-- PROBLEM REQUIREMENTS --
Every line in the listing is to be echoed verbatim.

-- INPUT RECORDS --

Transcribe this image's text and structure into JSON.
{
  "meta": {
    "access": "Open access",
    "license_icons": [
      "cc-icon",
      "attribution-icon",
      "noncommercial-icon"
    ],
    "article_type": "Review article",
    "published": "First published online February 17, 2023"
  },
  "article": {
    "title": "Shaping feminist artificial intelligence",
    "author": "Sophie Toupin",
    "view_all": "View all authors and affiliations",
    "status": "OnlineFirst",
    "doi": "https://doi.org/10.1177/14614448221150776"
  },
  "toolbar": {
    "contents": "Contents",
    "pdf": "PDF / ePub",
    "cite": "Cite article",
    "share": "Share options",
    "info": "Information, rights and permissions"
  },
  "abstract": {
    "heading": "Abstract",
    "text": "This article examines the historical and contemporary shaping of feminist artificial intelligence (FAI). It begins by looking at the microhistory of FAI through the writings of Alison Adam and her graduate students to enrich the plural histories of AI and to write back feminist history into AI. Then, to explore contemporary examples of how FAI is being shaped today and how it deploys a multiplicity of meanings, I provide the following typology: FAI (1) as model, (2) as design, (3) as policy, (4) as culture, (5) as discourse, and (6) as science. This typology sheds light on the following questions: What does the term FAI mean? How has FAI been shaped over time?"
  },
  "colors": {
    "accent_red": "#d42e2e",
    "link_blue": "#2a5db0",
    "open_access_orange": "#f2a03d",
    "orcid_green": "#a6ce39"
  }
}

-- SOLUTION TO THE EXERCISE --
Transcribe this image's text and structure into JSON.
{
  "meta": {
    "access": "Open access",
    "license_icons": [
      "cc-icon",
      "attribution-icon",
      "noncommercial-icon"
    ],
    "article_type": "Review article",
    "published": "First published online February 17, 2023"
  },
  "article": {
    "title": "Shaping feminist artificial intelligence",
    "author": "Sophie Toupin",
    "view_all": "View all authors and affiliations",
    "status": "OnlineFirst",
    "doi": "https://doi.org/10.1177/14614448221150776"
  },
  "toolbar": {
    "contents": "Contents",
    "pdf": "PDF / ePub",
    "cite": "Cite article",
    "share": "Share options",
    "info": "Information, rights and permissions"
  },
  "abstract": {
    "heading": "Abstract",
    "text": "This article examines the historical and contemporary shaping of feminist artificial intelligence (FAI). It begins by looking at the microhistory of FAI through the writings of Alison Adam and her graduate students to enrich the plural histories of AI and to write back feminist history into AI. Then, to explore contemporary examples of how FAI is being shaped today and how it deploys a multiplicity of meanings, I provide the following typology: FAI (1) as model, (2) as design, (3) as policy, (4) as culture, (5) as discourse, and (6) as science. This typology sheds light on the following questions: What does the term FAI mean? How has FAI been shaped over time?"
  },
  "colors": {
    "accent_red": "#d42e2e",
    "link_blue": "#2a5db0",
    "open_access_orange": "#f2a03d",
    "orcid_green": "#a6ce39"
  }
}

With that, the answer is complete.